--- Start Listed records ---

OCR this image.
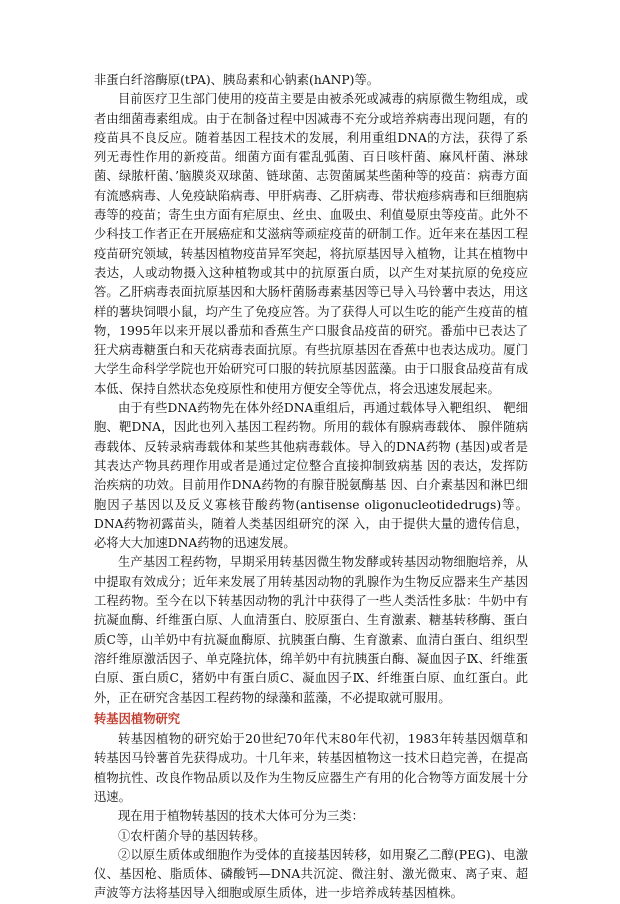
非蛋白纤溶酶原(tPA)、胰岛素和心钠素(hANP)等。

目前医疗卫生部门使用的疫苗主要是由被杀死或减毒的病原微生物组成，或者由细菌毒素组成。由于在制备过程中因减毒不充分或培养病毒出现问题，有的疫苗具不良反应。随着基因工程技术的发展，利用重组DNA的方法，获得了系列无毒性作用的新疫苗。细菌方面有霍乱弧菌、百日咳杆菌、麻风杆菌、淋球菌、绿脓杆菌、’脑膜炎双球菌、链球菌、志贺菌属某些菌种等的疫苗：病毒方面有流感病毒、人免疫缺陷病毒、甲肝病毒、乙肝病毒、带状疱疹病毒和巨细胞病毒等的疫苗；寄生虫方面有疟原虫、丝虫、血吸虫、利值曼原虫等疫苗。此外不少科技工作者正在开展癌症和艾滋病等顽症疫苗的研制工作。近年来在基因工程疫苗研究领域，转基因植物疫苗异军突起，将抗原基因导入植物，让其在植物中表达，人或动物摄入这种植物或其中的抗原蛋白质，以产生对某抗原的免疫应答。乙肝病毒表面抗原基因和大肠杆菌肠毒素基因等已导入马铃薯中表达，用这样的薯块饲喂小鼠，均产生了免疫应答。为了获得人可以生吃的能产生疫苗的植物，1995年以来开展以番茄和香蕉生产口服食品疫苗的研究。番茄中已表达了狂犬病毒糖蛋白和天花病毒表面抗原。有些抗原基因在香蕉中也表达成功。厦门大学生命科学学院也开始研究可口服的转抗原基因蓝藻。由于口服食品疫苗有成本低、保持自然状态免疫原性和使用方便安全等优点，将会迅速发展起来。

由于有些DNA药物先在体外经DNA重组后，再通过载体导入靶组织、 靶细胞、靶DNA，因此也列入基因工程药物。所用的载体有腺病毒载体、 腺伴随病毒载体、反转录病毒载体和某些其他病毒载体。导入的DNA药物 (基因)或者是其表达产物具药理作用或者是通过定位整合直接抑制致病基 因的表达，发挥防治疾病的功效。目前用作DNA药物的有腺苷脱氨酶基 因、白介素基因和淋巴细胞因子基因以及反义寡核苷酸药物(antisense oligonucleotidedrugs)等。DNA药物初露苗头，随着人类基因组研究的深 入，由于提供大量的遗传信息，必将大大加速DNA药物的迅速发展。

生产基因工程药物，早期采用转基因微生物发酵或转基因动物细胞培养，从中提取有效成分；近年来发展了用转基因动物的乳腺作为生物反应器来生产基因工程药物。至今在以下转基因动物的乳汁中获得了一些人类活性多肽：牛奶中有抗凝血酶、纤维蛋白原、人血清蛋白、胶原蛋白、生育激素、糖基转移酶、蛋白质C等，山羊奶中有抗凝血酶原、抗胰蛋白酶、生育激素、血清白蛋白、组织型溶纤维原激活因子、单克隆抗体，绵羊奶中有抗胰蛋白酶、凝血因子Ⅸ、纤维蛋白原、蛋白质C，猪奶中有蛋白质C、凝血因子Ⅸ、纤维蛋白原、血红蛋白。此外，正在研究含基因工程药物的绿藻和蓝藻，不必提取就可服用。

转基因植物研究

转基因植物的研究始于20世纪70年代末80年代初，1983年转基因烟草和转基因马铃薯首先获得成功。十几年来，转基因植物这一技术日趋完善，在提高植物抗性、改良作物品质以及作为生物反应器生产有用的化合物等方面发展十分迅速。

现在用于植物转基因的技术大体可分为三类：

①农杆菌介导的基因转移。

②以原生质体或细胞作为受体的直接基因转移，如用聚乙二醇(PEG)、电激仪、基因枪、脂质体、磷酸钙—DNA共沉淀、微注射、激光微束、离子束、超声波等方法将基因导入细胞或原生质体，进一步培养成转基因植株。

--- End Listed records ---

### Exercise
Leave the pictures out and output the rest of the listing exactly.

### Full response
OCR this image.
非蛋白纤溶酶原(tPA)、胰岛素和心钠素(hANP)等。

目前医疗卫生部门使用的疫苗主要是由被杀死或减毒的病原微生物组成，或者由细菌毒素组成。由于在制备过程中因减毒不充分或培养病毒出现问题，有的疫苗具不良反应。随着基因工程技术的发展，利用重组DNA的方法，获得了系列无毒性作用的新疫苗。细菌方面有霍乱弧菌、百日咳杆菌、麻风杆菌、淋球菌、绿脓杆菌、’脑膜炎双球菌、链球菌、志贺菌属某些菌种等的疫苗：病毒方面有流感病毒、人免疫缺陷病毒、甲肝病毒、乙肝病毒、带状疱疹病毒和巨细胞病毒等的疫苗；寄生虫方面有疟原虫、丝虫、血吸虫、利值曼原虫等疫苗。此外不少科技工作者正在开展癌症和艾滋病等顽症疫苗的研制工作。近年来在基因工程疫苗研究领域，转基因植物疫苗异军突起，将抗原基因导入植物，让其在植物中表达，人或动物摄入这种植物或其中的抗原蛋白质，以产生对某抗原的免疫应答。乙肝病毒表面抗原基因和大肠杆菌肠毒素基因等已导入马铃薯中表达，用这样的薯块饲喂小鼠，均产生了免疫应答。为了获得人可以生吃的能产生疫苗的植物，1995年以来开展以番茄和香蕉生产口服食品疫苗的研究。番茄中已表达了狂犬病毒糖蛋白和天花病毒表面抗原。有些抗原基因在香蕉中也表达成功。厦门大学生命科学学院也开始研究可口服的转抗原基因蓝藻。由于口服食品疫苗有成本低、保持自然状态免疫原性和使用方便安全等优点，将会迅速发展起来。

由于有些DNA药物先在体外经DNA重组后，再通过载体导入靶组织、 靶细胞、靶DNA，因此也列入基因工程药物。所用的载体有腺病毒载体、 腺伴随病毒载体、反转录病毒载体和某些其他病毒载体。导入的DNA药物 (基因)或者是其表达产物具药理作用或者是通过定位整合直接抑制致病基 因的表达，发挥防治疾病的功效。目前用作DNA药物的有腺苷脱氨酶基 因、白介素基因和淋巴细胞因子基因以及反义寡核苷酸药物(antisense oligonucleotidedrugs)等。DNA药物初露苗头，随着人类基因组研究的深 入，由于提供大量的遗传信息，必将大大加速DNA药物的迅速发展。

生产基因工程药物，早期采用转基因微生物发酵或转基因动物细胞培养，从中提取有效成分；近年来发展了用转基因动物的乳腺作为生物反应器来生产基因工程药物。至今在以下转基因动物的乳汁中获得了一些人类活性多肽：牛奶中有抗凝血酶、纤维蛋白原、人血清蛋白、胶原蛋白、生育激素、糖基转移酶、蛋白质C等，山羊奶中有抗凝血酶原、抗胰蛋白酶、生育激素、血清白蛋白、组织型溶纤维原激活因子、单克隆抗体，绵羊奶中有抗胰蛋白酶、凝血因子Ⅸ、纤维蛋白原、蛋白质C，猪奶中有蛋白质C、凝血因子Ⅸ、纤维蛋白原、血红蛋白。此外，正在研究含基因工程药物的绿藻和蓝藻，不必提取就可服用。

转基因植物研究

转基因植物的研究始于20世纪70年代末80年代初，1983年转基因烟草和转基因马铃薯首先获得成功。十几年来，转基因植物这一技术日趋完善，在提高植物抗性、改良作物品质以及作为生物反应器生产有用的化合物等方面发展十分迅速。

现在用于植物转基因的技术大体可分为三类：

①农杆菌介导的基因转移。

②以原生质体或细胞作为受体的直接基因转移，如用聚乙二醇(PEG)、电激仪、基因枪、脂质体、磷酸钙—DNA共沉淀、微注射、激光微束、离子束、超声波等方法将基因导入细胞或原生质体，进一步培养成转基因植株。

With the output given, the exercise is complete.